What the task requires:
Search the records for "affichage". Copy every line where it appears.

((

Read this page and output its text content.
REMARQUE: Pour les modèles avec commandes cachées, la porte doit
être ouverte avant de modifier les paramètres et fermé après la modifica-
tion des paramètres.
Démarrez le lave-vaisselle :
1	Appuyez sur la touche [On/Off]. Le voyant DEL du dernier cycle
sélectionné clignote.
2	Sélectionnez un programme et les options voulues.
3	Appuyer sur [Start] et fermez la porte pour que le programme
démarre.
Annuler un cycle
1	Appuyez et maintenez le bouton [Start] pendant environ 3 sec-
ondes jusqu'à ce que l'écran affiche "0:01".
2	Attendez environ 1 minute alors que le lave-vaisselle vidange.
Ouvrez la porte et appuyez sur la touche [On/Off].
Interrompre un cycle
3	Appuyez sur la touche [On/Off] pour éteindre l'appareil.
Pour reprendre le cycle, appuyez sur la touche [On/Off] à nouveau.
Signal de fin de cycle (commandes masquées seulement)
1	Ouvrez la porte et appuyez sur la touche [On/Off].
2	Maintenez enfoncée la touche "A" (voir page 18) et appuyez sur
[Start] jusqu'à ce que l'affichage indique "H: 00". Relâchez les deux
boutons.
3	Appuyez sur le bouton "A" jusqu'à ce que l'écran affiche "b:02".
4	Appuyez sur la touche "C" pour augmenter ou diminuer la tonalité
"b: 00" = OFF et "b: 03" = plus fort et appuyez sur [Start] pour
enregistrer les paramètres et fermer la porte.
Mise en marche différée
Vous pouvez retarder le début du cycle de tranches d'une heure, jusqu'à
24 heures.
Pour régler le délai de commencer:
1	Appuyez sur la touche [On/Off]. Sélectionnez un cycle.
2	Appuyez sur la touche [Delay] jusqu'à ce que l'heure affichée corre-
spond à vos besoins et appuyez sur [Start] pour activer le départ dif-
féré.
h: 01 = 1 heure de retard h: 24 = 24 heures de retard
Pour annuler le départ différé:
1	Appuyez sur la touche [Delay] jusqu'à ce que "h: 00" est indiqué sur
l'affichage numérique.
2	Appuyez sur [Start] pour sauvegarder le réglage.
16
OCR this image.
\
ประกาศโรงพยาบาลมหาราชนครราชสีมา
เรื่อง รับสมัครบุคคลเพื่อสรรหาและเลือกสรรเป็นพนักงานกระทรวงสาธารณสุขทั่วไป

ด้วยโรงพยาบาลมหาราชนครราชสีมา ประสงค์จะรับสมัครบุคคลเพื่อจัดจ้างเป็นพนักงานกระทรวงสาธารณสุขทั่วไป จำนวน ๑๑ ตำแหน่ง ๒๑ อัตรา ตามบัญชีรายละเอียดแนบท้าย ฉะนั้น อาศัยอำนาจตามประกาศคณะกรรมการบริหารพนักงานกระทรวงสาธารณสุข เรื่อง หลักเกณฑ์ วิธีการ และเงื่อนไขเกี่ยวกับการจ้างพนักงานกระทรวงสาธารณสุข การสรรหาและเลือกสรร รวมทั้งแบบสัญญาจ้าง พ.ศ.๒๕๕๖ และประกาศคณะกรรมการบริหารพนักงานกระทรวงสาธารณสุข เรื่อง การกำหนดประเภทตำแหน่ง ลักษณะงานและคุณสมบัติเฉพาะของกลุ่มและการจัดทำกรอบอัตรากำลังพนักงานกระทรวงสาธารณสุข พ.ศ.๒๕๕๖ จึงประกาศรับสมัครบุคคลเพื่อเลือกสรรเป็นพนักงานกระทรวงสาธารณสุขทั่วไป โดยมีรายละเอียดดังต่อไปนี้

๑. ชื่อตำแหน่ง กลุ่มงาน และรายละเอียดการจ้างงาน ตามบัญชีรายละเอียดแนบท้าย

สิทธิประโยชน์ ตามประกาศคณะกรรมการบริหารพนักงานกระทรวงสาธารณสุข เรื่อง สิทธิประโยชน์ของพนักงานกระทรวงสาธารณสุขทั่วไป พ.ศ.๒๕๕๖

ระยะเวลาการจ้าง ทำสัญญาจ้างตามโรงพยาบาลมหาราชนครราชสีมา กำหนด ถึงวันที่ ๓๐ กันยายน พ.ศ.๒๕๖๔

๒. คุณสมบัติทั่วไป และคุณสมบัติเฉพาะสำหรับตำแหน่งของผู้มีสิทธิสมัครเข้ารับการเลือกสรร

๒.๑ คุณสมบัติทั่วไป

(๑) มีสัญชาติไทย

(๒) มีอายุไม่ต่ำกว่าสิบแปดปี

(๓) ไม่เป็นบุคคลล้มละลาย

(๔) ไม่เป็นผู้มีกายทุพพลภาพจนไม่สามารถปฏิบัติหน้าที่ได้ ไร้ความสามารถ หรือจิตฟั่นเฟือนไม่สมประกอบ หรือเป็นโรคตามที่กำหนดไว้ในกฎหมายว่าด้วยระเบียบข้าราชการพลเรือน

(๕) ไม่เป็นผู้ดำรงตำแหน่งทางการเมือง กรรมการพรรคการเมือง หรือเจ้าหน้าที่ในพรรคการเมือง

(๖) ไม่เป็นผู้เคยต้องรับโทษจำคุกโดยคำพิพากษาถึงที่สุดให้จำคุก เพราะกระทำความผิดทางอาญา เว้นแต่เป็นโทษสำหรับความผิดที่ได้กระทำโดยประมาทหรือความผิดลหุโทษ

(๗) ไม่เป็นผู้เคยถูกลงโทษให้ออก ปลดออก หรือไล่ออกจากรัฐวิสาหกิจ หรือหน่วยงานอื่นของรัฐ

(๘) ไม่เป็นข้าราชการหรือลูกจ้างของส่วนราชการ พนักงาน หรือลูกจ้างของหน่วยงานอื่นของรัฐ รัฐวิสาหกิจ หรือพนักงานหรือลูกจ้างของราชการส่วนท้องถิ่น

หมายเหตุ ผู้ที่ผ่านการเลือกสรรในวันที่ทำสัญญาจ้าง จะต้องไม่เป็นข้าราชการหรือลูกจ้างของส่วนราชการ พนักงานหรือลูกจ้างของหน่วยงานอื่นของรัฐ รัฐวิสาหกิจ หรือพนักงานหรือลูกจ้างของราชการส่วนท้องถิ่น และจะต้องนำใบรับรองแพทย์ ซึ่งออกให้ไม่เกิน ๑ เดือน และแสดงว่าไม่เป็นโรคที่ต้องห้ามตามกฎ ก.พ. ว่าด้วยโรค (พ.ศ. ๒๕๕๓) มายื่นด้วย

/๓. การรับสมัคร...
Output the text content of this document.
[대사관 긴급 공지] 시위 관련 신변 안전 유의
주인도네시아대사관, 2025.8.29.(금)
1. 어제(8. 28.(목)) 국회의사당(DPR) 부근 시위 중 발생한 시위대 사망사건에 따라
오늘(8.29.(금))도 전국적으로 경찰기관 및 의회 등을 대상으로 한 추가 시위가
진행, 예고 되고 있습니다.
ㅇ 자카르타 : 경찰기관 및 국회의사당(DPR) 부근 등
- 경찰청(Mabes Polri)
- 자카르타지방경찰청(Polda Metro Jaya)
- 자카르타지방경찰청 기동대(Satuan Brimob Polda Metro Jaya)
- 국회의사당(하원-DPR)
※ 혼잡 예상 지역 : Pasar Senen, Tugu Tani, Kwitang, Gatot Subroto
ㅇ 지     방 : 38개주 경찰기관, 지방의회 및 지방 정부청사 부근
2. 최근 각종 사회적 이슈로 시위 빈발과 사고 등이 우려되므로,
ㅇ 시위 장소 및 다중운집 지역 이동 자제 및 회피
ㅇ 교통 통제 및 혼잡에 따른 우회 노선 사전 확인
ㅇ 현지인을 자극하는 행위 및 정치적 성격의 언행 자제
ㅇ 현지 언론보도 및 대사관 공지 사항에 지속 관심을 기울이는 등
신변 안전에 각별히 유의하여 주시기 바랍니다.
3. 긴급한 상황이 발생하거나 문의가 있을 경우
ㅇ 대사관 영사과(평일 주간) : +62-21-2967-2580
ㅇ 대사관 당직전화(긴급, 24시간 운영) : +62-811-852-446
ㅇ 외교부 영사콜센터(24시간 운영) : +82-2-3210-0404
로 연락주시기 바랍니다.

))

Result of the exercise:
[Start] jusqu'à ce que l'affichage indique "H: 00". Relâchez les deux
l'affichage numérique.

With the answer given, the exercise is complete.